> _Dataset rows_
begin
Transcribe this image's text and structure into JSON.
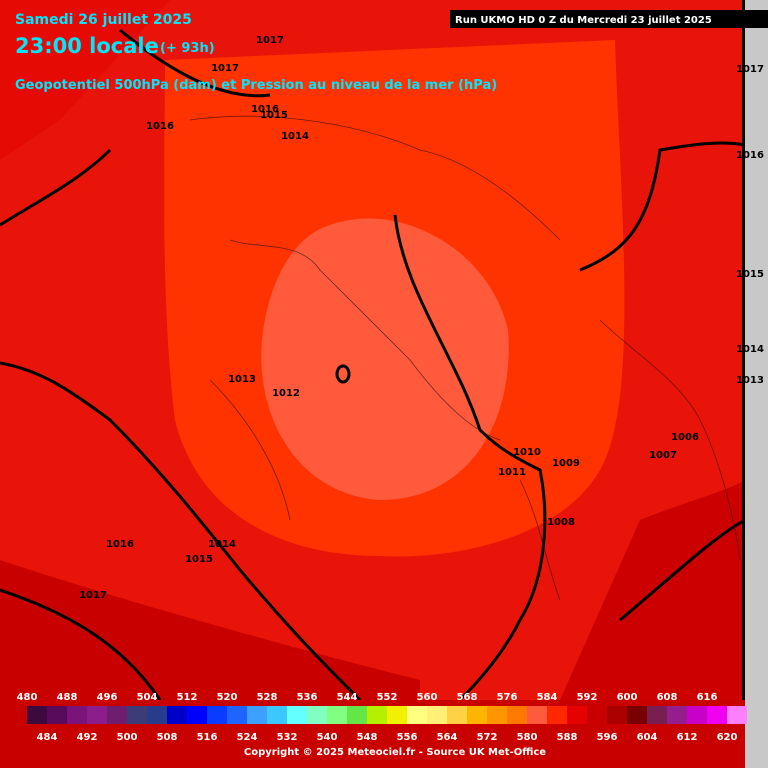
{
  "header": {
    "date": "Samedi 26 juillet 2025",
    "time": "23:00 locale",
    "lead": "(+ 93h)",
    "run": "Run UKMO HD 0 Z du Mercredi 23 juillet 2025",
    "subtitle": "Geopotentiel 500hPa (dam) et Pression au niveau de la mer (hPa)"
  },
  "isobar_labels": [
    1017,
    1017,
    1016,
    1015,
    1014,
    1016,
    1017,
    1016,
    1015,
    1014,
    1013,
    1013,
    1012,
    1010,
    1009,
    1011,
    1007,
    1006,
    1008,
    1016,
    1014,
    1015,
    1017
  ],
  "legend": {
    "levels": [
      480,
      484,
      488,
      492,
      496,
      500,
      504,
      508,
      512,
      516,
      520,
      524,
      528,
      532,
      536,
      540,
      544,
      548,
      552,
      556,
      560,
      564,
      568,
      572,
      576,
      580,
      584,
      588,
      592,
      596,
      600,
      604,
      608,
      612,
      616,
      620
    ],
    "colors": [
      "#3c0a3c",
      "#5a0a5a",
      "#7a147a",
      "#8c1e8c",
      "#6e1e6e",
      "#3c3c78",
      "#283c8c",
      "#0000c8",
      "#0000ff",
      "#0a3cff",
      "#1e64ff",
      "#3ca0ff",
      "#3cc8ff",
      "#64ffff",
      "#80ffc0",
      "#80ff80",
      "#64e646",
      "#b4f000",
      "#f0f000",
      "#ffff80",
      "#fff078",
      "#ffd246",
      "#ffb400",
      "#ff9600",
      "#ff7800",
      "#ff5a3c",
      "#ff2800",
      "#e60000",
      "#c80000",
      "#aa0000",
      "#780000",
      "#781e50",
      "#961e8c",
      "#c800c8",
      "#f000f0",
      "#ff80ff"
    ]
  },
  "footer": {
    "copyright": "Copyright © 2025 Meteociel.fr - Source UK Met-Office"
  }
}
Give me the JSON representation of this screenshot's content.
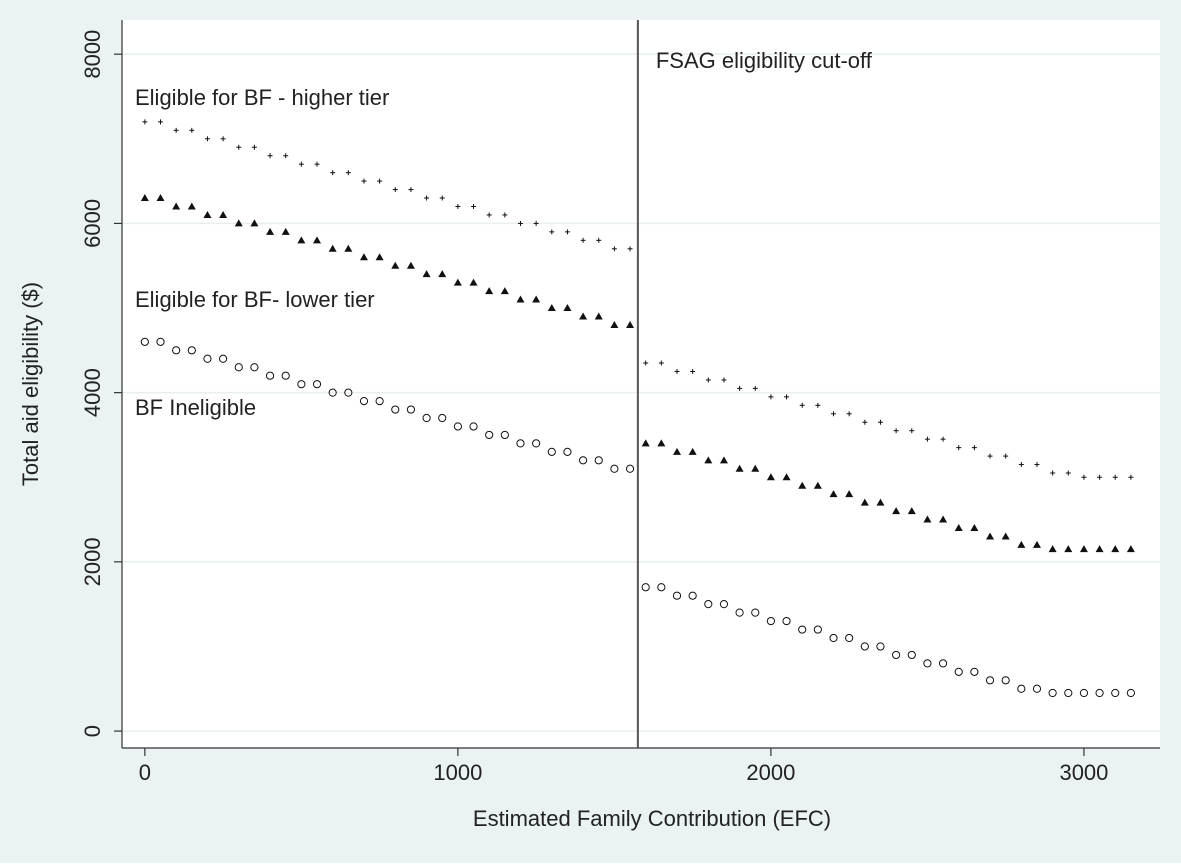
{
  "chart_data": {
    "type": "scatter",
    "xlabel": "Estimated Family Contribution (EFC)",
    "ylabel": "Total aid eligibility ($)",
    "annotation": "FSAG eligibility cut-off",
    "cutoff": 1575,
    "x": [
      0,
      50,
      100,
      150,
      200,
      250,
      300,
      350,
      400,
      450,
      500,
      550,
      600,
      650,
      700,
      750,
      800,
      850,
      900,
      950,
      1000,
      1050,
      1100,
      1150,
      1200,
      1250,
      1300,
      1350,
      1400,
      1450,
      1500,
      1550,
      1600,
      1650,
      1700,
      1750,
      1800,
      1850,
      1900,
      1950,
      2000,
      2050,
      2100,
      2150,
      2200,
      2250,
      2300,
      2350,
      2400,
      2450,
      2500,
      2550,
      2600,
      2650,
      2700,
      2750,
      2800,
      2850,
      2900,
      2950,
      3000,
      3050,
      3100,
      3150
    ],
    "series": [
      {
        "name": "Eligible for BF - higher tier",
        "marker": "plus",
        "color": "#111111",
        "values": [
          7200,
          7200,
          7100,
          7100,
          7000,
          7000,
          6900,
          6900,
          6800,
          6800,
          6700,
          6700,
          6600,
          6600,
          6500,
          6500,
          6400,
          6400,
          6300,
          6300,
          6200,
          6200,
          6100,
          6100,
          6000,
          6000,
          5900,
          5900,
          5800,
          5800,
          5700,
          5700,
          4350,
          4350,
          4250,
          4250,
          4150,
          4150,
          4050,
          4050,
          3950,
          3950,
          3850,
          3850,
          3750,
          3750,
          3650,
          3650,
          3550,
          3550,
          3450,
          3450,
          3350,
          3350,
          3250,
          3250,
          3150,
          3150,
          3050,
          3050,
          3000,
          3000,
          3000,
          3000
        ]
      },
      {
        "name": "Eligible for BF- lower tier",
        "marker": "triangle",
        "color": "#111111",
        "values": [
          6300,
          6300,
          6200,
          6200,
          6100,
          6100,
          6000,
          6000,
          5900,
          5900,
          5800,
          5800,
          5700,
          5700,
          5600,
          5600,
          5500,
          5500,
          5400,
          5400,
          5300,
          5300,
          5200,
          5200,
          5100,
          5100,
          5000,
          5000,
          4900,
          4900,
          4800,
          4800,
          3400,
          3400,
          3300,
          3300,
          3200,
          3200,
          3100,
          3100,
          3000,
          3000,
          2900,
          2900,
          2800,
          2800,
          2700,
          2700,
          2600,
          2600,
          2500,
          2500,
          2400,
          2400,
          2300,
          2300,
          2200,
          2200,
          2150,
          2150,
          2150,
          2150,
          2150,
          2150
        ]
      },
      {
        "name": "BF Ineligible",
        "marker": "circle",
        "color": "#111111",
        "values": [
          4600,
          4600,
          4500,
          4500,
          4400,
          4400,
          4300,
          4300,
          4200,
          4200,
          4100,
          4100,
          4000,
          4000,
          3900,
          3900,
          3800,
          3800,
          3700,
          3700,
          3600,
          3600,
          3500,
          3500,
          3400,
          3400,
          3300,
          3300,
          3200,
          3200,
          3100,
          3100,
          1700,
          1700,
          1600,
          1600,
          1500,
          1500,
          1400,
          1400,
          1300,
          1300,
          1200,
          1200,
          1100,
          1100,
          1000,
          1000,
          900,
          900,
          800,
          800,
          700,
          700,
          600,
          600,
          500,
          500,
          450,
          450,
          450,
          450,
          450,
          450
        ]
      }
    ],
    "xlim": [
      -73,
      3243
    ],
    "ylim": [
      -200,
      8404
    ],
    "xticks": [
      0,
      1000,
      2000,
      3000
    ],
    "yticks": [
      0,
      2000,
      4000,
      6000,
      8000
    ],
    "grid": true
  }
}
end
> _To be done_
Write out all the entries again, word for word, and print no images.

> _Answer to this problem_
Transcribe this image's text and structure into JSON.
{
  "header": {
    "date": "Samedi 26 juillet 2025",
    "time": "23:00 locale",
    "lead": "(+ 93h)",
    "run": "Run UKMO HD 0 Z du Mercredi 23 juillet 2025",
    "subtitle": "Geopotentiel 500hPa (dam) et Pression au niveau de la mer (hPa)"
  },
  "isobar_labels": [
    1017,
    1017,
    1016,
    1015,
    1014,
    1016,
    1017,
    1016,
    1015,
    1014,
    1013,
    1013,
    1012,
    1010,
    1009,
    1011,
    1007,
    1006,
    1008,
    1016,
    1014,
    1015,
    1017
  ],
  "legend": {
    "levels": [
      480,
      484,
      488,
      492,
      496,
      500,
      504,
      508,
      512,
      516,
      520,
      524,
      528,
      532,
      536,
      540,
      544,
      548,
      552,
      556,
      560,
      564,
      568,
      572,
      576,
      580,
      584,
      588,
      592,
      596,
      600,
      604,
      608,
      612,
      616,
      620
    ],
    "colors": [
      "#3c0a3c",
      "#5a0a5a",
      "#7a147a",
      "#8c1e8c",
      "#6e1e6e",
      "#3c3c78",
      "#283c8c",
      "#0000c8",
      "#0000ff",
      "#0a3cff",
      "#1e64ff",
      "#3ca0ff",
      "#3cc8ff",
      "#64ffff",
      "#80ffc0",
      "#80ff80",
      "#64e646",
      "#b4f000",
      "#f0f000",
      "#ffff80",
      "#fff078",
      "#ffd246",
      "#ffb400",
      "#ff9600",
      "#ff7800",
      "#ff5a3c",
      "#ff2800",
      "#e60000",
      "#c80000",
      "#aa0000",
      "#780000",
      "#781e50",
      "#961e8c",
      "#c800c8",
      "#f000f0",
      "#ff80ff"
    ]
  },
  "footer": {
    "copyright": "Copyright © 2025 Meteociel.fr - Source UK Met-Office"
  }
}
Give me the JSON representation of this screenshot's content.
{
  "chart_data": {
    "type": "scatter",
    "xlabel": "Estimated Family Contribution (EFC)",
    "ylabel": "Total aid eligibility ($)",
    "annotation": "FSAG eligibility cut-off",
    "cutoff": 1575,
    "x": [
      0,
      50,
      100,
      150,
      200,
      250,
      300,
      350,
      400,
      450,
      500,
      550,
      600,
      650,
      700,
      750,
      800,
      850,
      900,
      950,
      1000,
      1050,
      1100,
      1150,
      1200,
      1250,
      1300,
      1350,
      1400,
      1450,
      1500,
      1550,
      1600,
      1650,
      1700,
      1750,
      1800,
      1850,
      1900,
      1950,
      2000,
      2050,
      2100,
      2150,
      2200,
      2250,
      2300,
      2350,
      2400,
      2450,
      2500,
      2550,
      2600,
      2650,
      2700,
      2750,
      2800,
      2850,
      2900,
      2950,
      3000,
      3050,
      3100,
      3150
    ],
    "series": [
      {
        "name": "Eligible for BF - higher tier",
        "marker": "plus",
        "color": "#111111",
        "values": [
          7200,
          7200,
          7100,
          7100,
          7000,
          7000,
          6900,
          6900,
          6800,
          6800,
          6700,
          6700,
          6600,
          6600,
          6500,
          6500,
          6400,
          6400,
          6300,
          6300,
          6200,
          6200,
          6100,
          6100,
          6000,
          6000,
          5900,
          5900,
          5800,
          5800,
          5700,
          5700,
          4350,
          4350,
          4250,
          4250,
          4150,
          4150,
          4050,
          4050,
          3950,
          3950,
          3850,
          3850,
          3750,
          3750,
          3650,
          3650,
          3550,
          3550,
          3450,
          3450,
          3350,
          3350,
          3250,
          3250,
          3150,
          3150,
          3050,
          3050,
          3000,
          3000,
          3000,
          3000
        ]
      },
      {
        "name": "Eligible for BF- lower tier",
        "marker": "triangle",
        "color": "#111111",
        "values": [
          6300,
          6300,
          6200,
          6200,
          6100,
          6100,
          6000,
          6000,
          5900,
          5900,
          5800,
          5800,
          5700,
          5700,
          5600,
          5600,
          5500,
          5500,
          5400,
          5400,
          5300,
          5300,
          5200,
          5200,
          5100,
          5100,
          5000,
          5000,
          4900,
          4900,
          4800,
          4800,
          3400,
          3400,
          3300,
          3300,
          3200,
          3200,
          3100,
          3100,
          3000,
          3000,
          2900,
          2900,
          2800,
          2800,
          2700,
          2700,
          2600,
          2600,
          2500,
          2500,
          2400,
          2400,
          2300,
          2300,
          2200,
          2200,
          2150,
          2150,
          2150,
          2150,
          2150,
          2150
        ]
      },
      {
        "name": "BF Ineligible",
        "marker": "circle",
        "color": "#111111",
        "values": [
          4600,
          4600,
          4500,
          4500,
          4400,
          4400,
          4300,
          4300,
          4200,
          4200,
          4100,
          4100,
          4000,
          4000,
          3900,
          3900,
          3800,
          3800,
          3700,
          3700,
          3600,
          3600,
          3500,
          3500,
          3400,
          3400,
          3300,
          3300,
          3200,
          3200,
          3100,
          3100,
          1700,
          1700,
          1600,
          1600,
          1500,
          1500,
          1400,
          1400,
          1300,
          1300,
          1200,
          1200,
          1100,
          1100,
          1000,
          1000,
          900,
          900,
          800,
          800,
          700,
          700,
          600,
          600,
          500,
          500,
          450,
          450,
          450,
          450,
          450,
          450
        ]
      }
    ],
    "xlim": [
      -73,
      3243
    ],
    "ylim": [
      -200,
      8404
    ],
    "xticks": [
      0,
      1000,
      2000,
      3000
    ],
    "yticks": [
      0,
      2000,
      4000,
      6000,
      8000
    ],
    "grid": true
  }
}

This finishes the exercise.